(Provided text Opens)

We talked about many other things, we usually do. It went on for about an hour. But this was the gist of the phone call, what I thought might be interesting to share. I miss Stuart and Genevieve in person. We had such good times. Isolation is not good. A curse on the universe for making us get old and for giving us viruses.
Is stuart real??? I’ve honestly always read these and thought it was you self reflecting.. talking to yourself essentially. I’m so confused right now.
The dialogue on the triad of conditions tends to make me confirm the suspicion that we and it and they are all one and that the distinctions are made up because in our insignificant singularity we can’t quite believe we are part of one universal thing. We see parts. The universe sees none.

(Provided text Closes)
(Records Opens)

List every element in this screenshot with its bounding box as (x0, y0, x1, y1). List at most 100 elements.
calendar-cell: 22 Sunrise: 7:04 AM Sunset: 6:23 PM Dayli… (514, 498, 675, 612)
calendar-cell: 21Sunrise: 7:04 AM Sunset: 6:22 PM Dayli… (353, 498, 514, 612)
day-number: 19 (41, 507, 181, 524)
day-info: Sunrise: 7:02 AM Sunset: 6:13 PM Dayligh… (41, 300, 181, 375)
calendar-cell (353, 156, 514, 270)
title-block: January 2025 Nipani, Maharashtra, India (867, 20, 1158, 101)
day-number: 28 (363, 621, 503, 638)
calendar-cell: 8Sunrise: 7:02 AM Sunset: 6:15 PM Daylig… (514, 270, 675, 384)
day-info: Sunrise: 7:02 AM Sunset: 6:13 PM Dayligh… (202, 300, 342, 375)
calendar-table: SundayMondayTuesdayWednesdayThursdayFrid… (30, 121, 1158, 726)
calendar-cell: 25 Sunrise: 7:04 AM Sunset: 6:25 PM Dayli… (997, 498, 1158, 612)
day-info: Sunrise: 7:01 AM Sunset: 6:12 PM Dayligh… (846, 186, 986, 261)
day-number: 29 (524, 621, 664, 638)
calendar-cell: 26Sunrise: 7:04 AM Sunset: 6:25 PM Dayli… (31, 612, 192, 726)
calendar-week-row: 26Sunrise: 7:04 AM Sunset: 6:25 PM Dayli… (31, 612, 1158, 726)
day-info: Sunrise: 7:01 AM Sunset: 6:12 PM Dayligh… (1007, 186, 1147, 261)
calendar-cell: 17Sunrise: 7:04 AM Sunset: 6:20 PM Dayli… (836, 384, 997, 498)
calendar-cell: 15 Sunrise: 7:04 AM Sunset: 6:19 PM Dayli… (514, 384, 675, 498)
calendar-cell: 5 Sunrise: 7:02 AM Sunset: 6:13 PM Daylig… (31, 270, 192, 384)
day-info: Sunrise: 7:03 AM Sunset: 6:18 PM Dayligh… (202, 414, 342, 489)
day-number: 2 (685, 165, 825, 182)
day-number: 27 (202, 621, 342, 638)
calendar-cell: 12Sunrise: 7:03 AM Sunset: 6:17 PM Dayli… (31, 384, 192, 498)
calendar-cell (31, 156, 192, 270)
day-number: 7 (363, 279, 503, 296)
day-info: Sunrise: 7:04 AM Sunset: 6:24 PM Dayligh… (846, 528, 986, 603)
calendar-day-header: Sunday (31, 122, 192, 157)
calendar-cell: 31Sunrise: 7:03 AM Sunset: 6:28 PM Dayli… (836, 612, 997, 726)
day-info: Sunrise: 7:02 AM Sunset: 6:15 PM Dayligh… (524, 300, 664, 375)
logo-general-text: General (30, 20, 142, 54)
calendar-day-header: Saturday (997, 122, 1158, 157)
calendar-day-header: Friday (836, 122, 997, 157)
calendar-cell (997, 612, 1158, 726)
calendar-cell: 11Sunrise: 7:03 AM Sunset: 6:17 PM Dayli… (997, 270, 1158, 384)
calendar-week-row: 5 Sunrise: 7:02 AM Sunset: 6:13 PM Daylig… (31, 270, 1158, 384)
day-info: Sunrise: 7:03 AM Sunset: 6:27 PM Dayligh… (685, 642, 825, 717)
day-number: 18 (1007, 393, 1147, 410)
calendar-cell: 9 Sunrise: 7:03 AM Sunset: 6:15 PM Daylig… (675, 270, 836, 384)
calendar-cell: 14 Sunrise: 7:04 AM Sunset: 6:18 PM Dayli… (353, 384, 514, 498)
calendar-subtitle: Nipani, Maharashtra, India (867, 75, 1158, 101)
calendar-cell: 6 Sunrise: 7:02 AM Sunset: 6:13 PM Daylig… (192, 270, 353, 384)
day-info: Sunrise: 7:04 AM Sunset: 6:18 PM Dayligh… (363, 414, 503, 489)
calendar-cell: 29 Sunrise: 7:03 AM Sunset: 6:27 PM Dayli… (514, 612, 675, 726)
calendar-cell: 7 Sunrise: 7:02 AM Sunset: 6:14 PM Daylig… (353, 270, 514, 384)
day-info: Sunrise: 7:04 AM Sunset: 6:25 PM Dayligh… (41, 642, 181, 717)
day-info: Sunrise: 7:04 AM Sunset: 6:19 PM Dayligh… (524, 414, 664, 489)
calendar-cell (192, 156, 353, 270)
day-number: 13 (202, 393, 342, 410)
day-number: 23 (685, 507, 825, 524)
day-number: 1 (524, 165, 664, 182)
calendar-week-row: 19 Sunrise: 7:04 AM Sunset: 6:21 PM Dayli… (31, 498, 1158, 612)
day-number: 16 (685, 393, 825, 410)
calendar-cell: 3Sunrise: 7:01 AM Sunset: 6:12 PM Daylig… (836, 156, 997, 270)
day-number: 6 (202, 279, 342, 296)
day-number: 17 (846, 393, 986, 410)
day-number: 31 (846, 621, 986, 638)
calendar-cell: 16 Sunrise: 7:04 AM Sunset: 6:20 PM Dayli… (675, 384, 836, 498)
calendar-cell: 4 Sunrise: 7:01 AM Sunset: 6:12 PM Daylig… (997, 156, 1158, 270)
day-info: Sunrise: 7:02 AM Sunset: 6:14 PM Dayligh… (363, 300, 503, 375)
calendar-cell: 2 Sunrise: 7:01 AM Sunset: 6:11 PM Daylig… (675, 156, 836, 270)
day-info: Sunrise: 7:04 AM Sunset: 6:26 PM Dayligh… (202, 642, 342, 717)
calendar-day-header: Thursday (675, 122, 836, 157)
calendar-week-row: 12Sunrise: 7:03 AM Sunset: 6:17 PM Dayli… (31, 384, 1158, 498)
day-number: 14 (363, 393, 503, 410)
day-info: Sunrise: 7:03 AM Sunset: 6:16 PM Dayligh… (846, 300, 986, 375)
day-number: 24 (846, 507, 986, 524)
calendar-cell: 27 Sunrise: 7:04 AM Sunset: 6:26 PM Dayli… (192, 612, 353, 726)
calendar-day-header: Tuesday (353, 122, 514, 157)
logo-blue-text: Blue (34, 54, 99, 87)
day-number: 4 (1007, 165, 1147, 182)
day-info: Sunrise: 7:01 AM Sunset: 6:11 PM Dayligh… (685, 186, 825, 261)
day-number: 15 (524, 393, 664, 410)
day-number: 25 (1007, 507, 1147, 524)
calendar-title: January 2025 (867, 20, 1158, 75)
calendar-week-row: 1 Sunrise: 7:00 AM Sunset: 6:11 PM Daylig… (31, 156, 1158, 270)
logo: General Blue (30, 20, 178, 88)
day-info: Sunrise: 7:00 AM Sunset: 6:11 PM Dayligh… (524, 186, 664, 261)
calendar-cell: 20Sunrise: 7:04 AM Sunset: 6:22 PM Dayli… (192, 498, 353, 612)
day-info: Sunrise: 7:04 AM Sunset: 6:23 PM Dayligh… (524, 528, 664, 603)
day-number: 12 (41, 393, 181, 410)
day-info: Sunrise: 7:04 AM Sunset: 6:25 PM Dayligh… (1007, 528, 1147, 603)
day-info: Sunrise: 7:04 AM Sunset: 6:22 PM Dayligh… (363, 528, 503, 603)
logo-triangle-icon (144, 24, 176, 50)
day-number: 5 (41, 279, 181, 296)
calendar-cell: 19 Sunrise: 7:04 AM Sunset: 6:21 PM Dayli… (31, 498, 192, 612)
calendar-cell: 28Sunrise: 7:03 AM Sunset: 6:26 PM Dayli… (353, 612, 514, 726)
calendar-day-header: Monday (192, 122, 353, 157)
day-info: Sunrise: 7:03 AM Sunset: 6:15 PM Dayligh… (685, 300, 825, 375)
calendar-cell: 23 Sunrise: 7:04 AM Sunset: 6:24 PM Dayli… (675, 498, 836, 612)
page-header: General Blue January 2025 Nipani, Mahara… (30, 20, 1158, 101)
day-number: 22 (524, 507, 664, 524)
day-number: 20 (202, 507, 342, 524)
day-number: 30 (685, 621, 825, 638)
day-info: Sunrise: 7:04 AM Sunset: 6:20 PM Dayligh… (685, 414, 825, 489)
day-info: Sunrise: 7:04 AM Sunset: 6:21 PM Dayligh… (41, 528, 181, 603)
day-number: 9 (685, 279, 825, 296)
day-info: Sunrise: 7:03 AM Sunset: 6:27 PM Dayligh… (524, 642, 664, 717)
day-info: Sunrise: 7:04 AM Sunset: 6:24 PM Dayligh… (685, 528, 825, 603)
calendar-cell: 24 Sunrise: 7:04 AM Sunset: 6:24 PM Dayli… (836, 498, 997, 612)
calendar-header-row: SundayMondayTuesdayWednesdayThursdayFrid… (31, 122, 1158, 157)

(Records Closes)

**To do**
A. Quote the passage about the phone call from "Is stuart real???" up to and including "confused right now.".
B. For each statement, answer yes or no according to the passage about the phone call, and quote the words of the passage that decide it.
(i) The phone call lasted about an hour.
(ii) The writer of the account says isolation is good.
(iii) One comment says the universe sees parts.
C. According to the passage about the phone call, which two people does the writer miss in person?
The items are separate material, unrelated to the passage about the phone call.

**Answers in order**
A.
Is stuart real??? I’ve honestly always read these and thought it was you self reflecting.. talking to yourself essentially. I’m so confused right now.

B.
(i) Yes: "It went on for about an hour."
(ii) No: "Isolation is not good."
(iii) No: "We see parts. The universe sees none."

C. Stuart and Genevieve.